• Problem requirements:
Write out all of the data without omission, exactly as shown.

• The data:
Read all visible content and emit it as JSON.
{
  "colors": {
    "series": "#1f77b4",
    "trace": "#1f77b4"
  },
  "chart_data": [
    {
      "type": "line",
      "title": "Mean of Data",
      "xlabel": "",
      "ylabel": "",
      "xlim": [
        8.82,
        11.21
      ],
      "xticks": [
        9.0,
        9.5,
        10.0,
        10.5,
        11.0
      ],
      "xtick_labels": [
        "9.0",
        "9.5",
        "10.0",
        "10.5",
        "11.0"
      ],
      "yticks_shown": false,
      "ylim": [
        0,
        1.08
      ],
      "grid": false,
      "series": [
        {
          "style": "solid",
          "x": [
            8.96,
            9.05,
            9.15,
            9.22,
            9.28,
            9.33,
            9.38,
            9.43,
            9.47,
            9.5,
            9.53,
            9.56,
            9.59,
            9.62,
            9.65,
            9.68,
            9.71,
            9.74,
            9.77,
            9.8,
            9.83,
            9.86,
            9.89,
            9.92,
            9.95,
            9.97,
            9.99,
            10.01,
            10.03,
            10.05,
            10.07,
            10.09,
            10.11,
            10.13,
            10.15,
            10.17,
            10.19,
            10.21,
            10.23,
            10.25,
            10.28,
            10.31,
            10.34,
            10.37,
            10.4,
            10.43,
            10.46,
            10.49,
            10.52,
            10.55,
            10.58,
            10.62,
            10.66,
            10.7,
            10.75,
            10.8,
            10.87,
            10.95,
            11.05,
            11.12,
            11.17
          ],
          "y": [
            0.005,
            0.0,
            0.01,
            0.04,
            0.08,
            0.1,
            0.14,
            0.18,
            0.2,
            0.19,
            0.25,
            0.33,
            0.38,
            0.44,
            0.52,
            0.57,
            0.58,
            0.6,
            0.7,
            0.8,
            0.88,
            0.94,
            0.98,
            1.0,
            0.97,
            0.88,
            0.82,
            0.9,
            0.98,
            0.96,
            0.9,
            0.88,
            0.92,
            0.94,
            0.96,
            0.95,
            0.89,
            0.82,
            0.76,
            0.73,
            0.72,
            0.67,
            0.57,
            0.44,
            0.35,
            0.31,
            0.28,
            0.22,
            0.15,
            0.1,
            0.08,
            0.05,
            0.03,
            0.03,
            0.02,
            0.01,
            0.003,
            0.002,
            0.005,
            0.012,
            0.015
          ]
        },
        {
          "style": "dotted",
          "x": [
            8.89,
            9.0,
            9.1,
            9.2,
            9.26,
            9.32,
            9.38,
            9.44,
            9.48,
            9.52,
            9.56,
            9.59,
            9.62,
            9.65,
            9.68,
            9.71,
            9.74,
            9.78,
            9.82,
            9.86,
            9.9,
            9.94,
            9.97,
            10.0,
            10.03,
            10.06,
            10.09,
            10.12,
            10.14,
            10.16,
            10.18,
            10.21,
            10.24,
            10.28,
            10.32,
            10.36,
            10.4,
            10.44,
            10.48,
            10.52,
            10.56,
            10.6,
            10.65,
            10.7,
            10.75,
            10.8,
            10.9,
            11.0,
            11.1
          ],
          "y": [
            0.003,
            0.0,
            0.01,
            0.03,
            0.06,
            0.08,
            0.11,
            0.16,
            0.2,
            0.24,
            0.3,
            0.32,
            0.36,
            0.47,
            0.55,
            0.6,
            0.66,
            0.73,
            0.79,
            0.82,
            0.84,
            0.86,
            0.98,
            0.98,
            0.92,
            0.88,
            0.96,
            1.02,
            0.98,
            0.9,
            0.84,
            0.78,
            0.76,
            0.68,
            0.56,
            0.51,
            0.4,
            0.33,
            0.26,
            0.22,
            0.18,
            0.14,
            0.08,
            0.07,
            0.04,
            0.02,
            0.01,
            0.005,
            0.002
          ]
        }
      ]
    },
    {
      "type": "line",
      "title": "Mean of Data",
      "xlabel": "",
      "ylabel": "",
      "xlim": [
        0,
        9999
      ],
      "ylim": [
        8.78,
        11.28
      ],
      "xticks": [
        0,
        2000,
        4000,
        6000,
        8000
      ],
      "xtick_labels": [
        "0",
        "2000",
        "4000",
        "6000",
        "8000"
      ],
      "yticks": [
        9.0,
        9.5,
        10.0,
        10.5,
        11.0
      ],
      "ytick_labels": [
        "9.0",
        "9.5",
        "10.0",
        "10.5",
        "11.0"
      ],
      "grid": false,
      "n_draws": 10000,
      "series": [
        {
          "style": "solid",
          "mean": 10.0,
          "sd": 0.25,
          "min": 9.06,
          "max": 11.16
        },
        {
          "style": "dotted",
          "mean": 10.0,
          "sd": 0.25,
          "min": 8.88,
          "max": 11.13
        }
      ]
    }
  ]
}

• Answer:
Read all visible content and emit it as JSON.
{
  "colors": {
    "series": "#1f77b4",
    "trace": "#1f77b4"
  },
  "chart_data": [
    {
      "type": "line",
      "title": "Mean of Data",
      "xlabel": "",
      "ylabel": "",
      "xlim": [
        8.82,
        11.21
      ],
      "xticks": [
        9.0,
        9.5,
        10.0,
        10.5,
        11.0
      ],
      "xtick_labels": [
        "9.0",
        "9.5",
        "10.0",
        "10.5",
        "11.0"
      ],
      "yticks_shown": false,
      "ylim": [
        0,
        1.08
      ],
      "grid": false,
      "series": [
        {
          "style": "solid",
          "x": [
            8.96,
            9.05,
            9.15,
            9.22,
            9.28,
            9.33,
            9.38,
            9.43,
            9.47,
            9.5,
            9.53,
            9.56,
            9.59,
            9.62,
            9.65,
            9.68,
            9.71,
            9.74,
            9.77,
            9.8,
            9.83,
            9.86,
            9.89,
            9.92,
            9.95,
            9.97,
            9.99,
            10.01,
            10.03,
            10.05,
            10.07,
            10.09,
            10.11,
            10.13,
            10.15,
            10.17,
            10.19,
            10.21,
            10.23,
            10.25,
            10.28,
            10.31,
            10.34,
            10.37,
            10.4,
            10.43,
            10.46,
            10.49,
            10.52,
            10.55,
            10.58,
            10.62,
            10.66,
            10.7,
            10.75,
            10.8,
            10.87,
            10.95,
            11.05,
            11.12,
            11.17
          ],
          "y": [
            0.005,
            0.0,
            0.01,
            0.04,
            0.08,
            0.1,
            0.14,
            0.18,
            0.2,
            0.19,
            0.25,
            0.33,
            0.38,
            0.44,
            0.52,
            0.57,
            0.58,
            0.6,
            0.7,
            0.8,
            0.88,
            0.94,
            0.98,
            1.0,
            0.97,
            0.88,
            0.82,
            0.9,
            0.98,
            0.96,
            0.9,
            0.88,
            0.92,
            0.94,
            0.96,
            0.95,
            0.89,
            0.82,
            0.76,
            0.73,
            0.72,
            0.67,
            0.57,
            0.44,
            0.35,
            0.31,
            0.28,
            0.22,
            0.15,
            0.1,
            0.08,
            0.05,
            0.03,
            0.03,
            0.02,
            0.01,
            0.003,
            0.002,
            0.005,
            0.012,
            0.015
          ]
        },
        {
          "style": "dotted",
          "x": [
            8.89,
            9.0,
            9.1,
            9.2,
            9.26,
            9.32,
            9.38,
            9.44,
            9.48,
            9.52,
            9.56,
            9.59,
            9.62,
            9.65,
            9.68,
            9.71,
            9.74,
            9.78,
            9.82,
            9.86,
            9.9,
            9.94,
            9.97,
            10.0,
            10.03,
            10.06,
            10.09,
            10.12,
            10.14,
            10.16,
            10.18,
            10.21,
            10.24,
            10.28,
            10.32,
            10.36,
            10.4,
            10.44,
            10.48,
            10.52,
            10.56,
            10.6,
            10.65,
            10.7,
            10.75,
            10.8,
            10.9,
            11.0,
            11.1
          ],
          "y": [
            0.003,
            0.0,
            0.01,
            0.03,
            0.06,
            0.08,
            0.11,
            0.16,
            0.2,
            0.24,
            0.3,
            0.32,
            0.36,
            0.47,
            0.55,
            0.6,
            0.66,
            0.73,
            0.79,
            0.82,
            0.84,
            0.86,
            0.98,
            0.98,
            0.92,
            0.88,
            0.96,
            1.02,
            0.98,
            0.9,
            0.84,
            0.78,
            0.76,
            0.68,
            0.56,
            0.51,
            0.4,
            0.33,
            0.26,
            0.22,
            0.18,
            0.14,
            0.08,
            0.07,
            0.04,
            0.02,
            0.01,
            0.005,
            0.002
          ]
        }
      ]
    },
    {
      "type": "line",
      "title": "Mean of Data",
      "xlabel": "",
      "ylabel": "",
      "xlim": [
        0,
        9999
      ],
      "ylim": [
        8.78,
        11.28
      ],
      "xticks": [
        0,
        2000,
        4000,
        6000,
        8000
      ],
      "xtick_labels": [
        "0",
        "2000",
        "4000",
        "6000",
        "8000"
      ],
      "yticks": [
        9.0,
        9.5,
        10.0,
        10.5,
        11.0
      ],
      "ytick_labels": [
        "9.0",
        "9.5",
        "10.0",
        "10.5",
        "11.0"
      ],
      "grid": false,
      "n_draws": 10000,
      "series": [
        {
          "style": "solid",
          "mean": 10.0,
          "sd": 0.25,
          "min": 9.06,
          "max": 11.16
        },
        {
          "style": "dotted",
          "mean": 10.0,
          "sd": 0.25,
          "min": 8.88,
          "max": 11.13
        }
      ]
    }
  ]
}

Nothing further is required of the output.